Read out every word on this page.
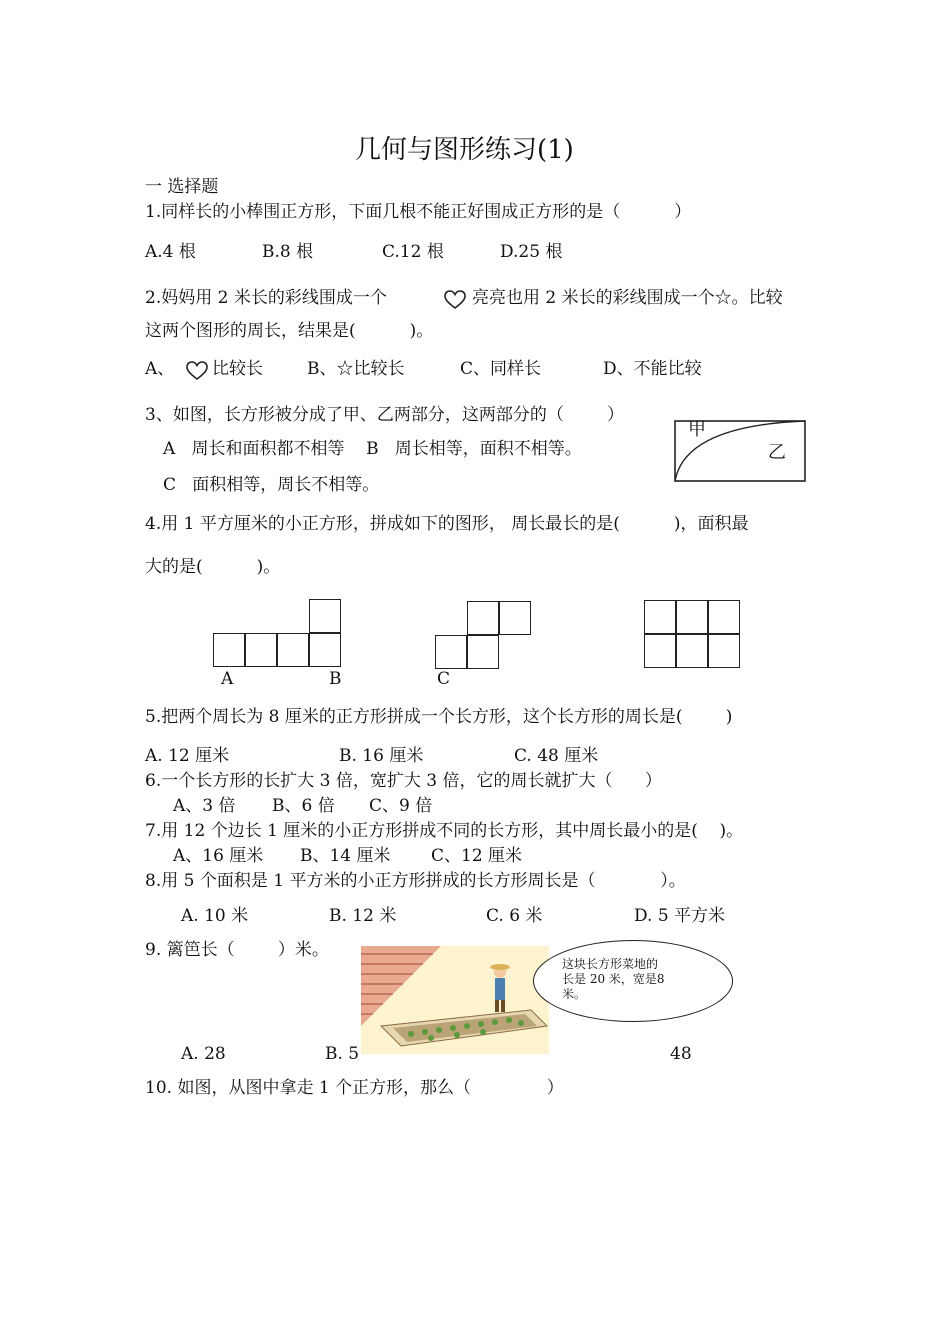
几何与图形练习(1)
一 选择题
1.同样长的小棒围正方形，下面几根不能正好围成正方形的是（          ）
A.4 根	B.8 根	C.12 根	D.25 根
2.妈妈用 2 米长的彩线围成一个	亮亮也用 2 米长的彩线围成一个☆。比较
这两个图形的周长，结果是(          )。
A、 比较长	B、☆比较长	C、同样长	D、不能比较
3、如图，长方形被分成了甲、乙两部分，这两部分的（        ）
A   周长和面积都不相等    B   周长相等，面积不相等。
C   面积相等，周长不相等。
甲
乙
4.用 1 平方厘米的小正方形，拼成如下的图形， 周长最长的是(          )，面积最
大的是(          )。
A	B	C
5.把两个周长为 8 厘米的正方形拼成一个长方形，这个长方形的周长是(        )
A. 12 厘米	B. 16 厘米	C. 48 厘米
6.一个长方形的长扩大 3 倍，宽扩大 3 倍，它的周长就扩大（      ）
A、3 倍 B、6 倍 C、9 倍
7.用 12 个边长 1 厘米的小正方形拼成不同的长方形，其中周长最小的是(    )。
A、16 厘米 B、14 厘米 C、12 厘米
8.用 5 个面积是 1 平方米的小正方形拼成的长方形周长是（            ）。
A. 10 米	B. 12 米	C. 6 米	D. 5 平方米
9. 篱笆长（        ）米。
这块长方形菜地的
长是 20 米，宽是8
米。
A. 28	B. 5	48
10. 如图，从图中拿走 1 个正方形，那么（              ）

---

Write the material out again exactly as it appears, dropping the pictures.

Read out every word on this page.
几何与图形练习(1)
一 选择题
1.同样长的小棒围正方形，下面几根不能正好围成正方形的是（          ）
A.4 根	B.8 根	C.12 根	D.25 根
2.妈妈用 2 米长的彩线围成一个	亮亮也用 2 米长的彩线围成一个☆。比较
这两个图形的周长，结果是(          )。
A、 比较长	B、☆比较长	C、同样长	D、不能比较
3、如图，长方形被分成了甲、乙两部分，这两部分的（        ）
A   周长和面积都不相等    B   周长相等，面积不相等。
C   面积相等，周长不相等。
甲
乙
4.用 1 平方厘米的小正方形，拼成如下的图形， 周长最长的是(          )，面积最
大的是(          )。
A	B	C
5.把两个周长为 8 厘米的正方形拼成一个长方形，这个长方形的周长是(        )
A. 12 厘米	B. 16 厘米	C. 48 厘米
6.一个长方形的长扩大 3 倍，宽扩大 3 倍，它的周长就扩大（      ）
A、3 倍 B、6 倍 C、9 倍
7.用 12 个边长 1 厘米的小正方形拼成不同的长方形，其中周长最小的是(    )。
A、16 厘米 B、14 厘米 C、12 厘米
8.用 5 个面积是 1 平方米的小正方形拼成的长方形周长是（            ）。
A. 10 米	B. 12 米	C. 6 米	D. 5 平方米
9. 篱笆长（        ）米。
这块长方形菜地的
长是 20 米，宽是8
米。
A. 28	B. 5	48
10. 如图，从图中拿走 1 个正方形，那么（              ）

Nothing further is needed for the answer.